_YOUR TASK:_ Work out how many lines of the listing hold the string "Maximum". Answer with that number alone.

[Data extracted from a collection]
--- Begin ---

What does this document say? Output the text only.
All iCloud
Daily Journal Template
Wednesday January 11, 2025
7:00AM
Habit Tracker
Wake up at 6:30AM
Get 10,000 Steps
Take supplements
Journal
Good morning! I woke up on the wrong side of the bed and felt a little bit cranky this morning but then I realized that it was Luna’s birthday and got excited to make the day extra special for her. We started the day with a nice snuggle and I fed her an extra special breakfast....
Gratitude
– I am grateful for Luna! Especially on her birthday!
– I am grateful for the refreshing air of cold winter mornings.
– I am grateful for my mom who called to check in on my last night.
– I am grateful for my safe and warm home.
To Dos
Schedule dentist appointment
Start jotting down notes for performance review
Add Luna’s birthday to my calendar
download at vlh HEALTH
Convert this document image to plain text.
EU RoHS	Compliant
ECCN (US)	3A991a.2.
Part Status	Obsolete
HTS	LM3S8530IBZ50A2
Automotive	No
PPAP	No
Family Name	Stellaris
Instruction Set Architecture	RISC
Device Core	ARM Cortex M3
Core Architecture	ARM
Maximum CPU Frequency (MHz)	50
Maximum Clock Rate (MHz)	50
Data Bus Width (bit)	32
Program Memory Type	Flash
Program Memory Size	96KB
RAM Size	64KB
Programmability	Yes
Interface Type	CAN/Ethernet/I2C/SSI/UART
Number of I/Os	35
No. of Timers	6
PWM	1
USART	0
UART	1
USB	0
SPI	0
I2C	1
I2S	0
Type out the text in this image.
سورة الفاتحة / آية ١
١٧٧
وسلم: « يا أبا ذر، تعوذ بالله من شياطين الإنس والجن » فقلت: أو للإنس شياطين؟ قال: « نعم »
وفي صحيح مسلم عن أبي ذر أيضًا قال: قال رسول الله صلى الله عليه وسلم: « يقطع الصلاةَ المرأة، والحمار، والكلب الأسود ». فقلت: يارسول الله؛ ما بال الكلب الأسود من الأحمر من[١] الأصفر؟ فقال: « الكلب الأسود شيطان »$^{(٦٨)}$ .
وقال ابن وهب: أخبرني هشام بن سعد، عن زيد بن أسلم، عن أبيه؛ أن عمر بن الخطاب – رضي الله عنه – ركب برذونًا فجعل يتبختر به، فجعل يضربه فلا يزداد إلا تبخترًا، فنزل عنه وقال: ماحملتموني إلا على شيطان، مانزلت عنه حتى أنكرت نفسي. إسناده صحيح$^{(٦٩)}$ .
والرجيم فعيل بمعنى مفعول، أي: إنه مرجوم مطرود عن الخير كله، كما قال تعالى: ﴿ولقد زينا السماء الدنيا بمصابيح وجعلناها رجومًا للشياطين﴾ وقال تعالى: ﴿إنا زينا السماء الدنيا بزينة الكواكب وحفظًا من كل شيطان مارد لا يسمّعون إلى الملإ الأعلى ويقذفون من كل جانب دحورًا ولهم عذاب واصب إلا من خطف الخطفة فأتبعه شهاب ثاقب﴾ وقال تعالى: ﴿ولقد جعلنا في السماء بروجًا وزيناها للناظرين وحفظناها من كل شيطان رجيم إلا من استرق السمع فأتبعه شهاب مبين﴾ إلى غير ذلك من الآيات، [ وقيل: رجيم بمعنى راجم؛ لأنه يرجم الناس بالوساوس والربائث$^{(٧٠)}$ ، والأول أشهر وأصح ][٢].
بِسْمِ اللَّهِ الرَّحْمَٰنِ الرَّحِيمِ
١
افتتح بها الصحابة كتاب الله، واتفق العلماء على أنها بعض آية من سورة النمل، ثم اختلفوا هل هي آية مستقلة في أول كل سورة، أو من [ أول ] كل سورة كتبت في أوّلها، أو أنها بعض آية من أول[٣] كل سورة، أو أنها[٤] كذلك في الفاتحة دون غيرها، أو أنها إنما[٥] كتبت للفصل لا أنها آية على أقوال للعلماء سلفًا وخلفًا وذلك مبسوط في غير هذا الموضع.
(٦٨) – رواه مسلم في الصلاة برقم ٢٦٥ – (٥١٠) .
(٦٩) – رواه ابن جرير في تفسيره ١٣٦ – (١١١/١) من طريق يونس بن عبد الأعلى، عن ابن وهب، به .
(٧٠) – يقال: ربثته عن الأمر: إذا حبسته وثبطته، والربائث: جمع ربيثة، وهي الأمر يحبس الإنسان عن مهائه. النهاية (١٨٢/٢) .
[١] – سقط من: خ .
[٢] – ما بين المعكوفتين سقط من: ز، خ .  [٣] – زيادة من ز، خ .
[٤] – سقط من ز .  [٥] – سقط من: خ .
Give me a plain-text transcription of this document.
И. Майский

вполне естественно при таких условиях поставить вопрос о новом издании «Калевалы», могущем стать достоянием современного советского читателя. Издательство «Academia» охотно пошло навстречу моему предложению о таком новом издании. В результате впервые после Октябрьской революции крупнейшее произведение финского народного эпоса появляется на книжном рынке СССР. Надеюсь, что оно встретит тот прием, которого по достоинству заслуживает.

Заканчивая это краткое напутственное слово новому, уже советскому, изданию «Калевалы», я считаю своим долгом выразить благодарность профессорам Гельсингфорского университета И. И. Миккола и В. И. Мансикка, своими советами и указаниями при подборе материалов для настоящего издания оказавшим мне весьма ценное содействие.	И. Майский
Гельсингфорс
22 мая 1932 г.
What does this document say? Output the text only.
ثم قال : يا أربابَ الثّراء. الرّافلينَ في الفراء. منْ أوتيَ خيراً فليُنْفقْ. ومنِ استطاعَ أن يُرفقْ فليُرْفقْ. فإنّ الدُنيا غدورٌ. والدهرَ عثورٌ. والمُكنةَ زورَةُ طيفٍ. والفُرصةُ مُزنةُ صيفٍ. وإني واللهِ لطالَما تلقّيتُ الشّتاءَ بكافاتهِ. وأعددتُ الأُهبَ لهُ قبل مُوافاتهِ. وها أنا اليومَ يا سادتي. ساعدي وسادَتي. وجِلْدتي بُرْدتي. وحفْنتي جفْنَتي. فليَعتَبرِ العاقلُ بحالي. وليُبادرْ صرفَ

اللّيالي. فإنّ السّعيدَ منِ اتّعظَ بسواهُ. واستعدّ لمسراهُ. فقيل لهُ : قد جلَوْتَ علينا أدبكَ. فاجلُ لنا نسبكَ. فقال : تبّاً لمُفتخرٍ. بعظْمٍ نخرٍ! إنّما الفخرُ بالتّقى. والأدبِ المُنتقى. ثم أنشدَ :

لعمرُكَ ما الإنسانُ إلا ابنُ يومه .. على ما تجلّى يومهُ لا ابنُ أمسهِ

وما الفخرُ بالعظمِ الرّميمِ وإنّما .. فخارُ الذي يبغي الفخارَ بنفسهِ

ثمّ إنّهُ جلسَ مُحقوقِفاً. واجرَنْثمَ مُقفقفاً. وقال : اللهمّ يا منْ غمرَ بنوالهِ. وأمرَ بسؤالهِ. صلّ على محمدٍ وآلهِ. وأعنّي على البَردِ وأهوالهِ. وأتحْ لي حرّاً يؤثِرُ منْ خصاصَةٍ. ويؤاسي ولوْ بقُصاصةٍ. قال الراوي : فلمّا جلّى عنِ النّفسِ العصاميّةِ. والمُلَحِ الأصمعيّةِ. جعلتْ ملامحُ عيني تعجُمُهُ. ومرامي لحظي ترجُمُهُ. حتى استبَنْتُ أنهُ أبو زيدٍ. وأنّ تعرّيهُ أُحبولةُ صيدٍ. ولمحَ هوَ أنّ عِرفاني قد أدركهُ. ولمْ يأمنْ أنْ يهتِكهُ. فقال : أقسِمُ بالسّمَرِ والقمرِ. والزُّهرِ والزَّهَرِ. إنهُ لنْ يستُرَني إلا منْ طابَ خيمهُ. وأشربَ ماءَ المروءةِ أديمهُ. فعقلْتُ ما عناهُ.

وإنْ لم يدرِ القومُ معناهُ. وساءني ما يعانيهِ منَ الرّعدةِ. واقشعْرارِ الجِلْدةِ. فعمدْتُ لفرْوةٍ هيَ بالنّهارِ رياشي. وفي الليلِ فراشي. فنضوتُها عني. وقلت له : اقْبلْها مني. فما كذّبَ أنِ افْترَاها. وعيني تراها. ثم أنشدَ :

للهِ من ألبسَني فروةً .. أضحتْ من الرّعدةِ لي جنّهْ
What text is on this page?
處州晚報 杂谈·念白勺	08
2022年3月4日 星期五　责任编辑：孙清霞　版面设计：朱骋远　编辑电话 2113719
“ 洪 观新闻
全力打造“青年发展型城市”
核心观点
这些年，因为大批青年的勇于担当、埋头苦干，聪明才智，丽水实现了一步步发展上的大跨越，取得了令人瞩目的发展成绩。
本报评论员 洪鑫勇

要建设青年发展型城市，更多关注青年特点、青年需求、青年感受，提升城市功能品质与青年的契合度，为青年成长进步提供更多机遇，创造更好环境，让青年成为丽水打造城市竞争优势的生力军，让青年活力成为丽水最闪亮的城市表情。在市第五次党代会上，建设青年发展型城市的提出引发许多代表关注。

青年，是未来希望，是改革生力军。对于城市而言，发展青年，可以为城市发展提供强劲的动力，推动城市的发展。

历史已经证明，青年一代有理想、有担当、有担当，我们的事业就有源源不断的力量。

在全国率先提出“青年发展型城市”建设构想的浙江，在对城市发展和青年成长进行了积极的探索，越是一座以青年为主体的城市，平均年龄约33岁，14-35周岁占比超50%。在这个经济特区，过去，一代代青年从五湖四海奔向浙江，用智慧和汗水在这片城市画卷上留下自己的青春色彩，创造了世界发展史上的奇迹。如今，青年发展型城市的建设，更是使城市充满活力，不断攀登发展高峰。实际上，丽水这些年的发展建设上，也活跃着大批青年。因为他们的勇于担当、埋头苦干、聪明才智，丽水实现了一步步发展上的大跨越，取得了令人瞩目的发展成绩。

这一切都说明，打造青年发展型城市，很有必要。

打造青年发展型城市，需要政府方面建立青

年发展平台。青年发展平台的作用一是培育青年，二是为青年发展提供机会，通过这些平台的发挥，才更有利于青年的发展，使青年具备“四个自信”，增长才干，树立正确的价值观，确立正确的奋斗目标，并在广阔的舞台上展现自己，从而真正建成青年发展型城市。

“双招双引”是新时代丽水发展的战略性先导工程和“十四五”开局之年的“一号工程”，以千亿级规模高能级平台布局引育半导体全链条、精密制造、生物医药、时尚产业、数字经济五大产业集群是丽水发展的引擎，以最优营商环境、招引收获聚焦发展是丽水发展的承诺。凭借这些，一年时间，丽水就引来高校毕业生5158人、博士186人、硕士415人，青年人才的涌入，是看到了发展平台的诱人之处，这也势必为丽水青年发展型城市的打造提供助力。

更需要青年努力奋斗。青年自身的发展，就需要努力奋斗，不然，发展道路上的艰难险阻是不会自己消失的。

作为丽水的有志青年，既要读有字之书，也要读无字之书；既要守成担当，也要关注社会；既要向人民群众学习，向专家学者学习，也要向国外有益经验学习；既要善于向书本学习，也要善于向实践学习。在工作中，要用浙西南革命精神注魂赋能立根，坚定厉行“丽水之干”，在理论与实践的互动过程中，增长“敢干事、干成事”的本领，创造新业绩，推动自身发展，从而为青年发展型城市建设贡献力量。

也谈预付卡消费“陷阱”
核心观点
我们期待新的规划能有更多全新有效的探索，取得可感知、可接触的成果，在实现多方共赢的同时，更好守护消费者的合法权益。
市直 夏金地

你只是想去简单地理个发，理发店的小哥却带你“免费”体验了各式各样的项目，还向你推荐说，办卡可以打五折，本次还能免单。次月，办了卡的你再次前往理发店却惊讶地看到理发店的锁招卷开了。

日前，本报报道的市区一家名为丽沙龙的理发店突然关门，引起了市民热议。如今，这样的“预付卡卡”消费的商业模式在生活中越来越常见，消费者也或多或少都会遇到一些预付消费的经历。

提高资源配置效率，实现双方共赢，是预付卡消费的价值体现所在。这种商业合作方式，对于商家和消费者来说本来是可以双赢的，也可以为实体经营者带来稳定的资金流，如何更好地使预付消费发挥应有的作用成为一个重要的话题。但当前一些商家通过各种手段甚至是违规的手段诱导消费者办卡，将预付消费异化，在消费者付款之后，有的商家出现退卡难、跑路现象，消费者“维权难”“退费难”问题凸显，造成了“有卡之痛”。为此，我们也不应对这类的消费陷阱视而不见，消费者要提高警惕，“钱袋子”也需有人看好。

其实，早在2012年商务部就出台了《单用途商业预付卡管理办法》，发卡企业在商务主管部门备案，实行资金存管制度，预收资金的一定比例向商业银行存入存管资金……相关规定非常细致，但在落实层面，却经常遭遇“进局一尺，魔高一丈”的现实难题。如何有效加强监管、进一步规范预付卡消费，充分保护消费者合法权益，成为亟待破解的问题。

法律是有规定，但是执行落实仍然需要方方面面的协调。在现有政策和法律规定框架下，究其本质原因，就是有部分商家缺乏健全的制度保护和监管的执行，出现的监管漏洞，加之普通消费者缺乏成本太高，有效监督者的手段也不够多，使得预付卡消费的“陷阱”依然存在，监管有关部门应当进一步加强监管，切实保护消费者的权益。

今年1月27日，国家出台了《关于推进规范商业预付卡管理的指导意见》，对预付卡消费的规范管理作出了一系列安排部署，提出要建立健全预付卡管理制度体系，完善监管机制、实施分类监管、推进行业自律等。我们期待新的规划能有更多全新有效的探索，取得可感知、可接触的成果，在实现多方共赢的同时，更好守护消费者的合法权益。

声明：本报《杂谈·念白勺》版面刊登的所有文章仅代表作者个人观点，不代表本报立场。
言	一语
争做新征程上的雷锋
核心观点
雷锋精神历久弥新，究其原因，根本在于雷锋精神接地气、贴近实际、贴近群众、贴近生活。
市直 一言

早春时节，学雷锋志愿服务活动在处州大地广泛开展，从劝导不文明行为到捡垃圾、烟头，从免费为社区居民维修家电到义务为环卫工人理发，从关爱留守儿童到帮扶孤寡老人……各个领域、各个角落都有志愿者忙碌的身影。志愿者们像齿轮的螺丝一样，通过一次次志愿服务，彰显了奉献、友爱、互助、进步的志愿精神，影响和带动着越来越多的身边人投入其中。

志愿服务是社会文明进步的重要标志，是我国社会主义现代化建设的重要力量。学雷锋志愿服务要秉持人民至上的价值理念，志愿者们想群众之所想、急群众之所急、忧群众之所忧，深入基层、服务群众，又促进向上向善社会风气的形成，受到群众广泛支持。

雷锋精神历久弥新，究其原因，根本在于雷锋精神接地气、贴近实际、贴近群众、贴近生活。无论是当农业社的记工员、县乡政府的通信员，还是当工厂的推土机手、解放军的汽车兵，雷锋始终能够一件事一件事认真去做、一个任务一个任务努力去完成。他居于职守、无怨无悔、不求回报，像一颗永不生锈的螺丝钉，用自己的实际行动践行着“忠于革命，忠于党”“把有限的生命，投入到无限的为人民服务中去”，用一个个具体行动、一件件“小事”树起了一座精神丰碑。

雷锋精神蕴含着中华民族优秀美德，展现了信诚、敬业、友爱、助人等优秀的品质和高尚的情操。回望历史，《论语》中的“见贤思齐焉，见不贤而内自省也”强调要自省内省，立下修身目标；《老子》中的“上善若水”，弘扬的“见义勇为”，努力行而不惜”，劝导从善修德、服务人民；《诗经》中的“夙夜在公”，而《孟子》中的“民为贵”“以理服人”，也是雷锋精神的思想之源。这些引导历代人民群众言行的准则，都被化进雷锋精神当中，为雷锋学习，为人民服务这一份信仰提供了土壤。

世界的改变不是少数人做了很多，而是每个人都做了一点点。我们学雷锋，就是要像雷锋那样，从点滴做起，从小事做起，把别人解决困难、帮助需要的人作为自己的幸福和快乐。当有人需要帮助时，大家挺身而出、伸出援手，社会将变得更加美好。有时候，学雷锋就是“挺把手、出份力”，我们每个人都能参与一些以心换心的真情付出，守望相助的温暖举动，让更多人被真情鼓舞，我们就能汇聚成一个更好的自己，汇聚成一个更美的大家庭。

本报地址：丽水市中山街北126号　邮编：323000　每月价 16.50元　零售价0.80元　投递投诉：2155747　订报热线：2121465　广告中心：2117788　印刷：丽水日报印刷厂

--- End ---

_TASK ANSWER:_ 2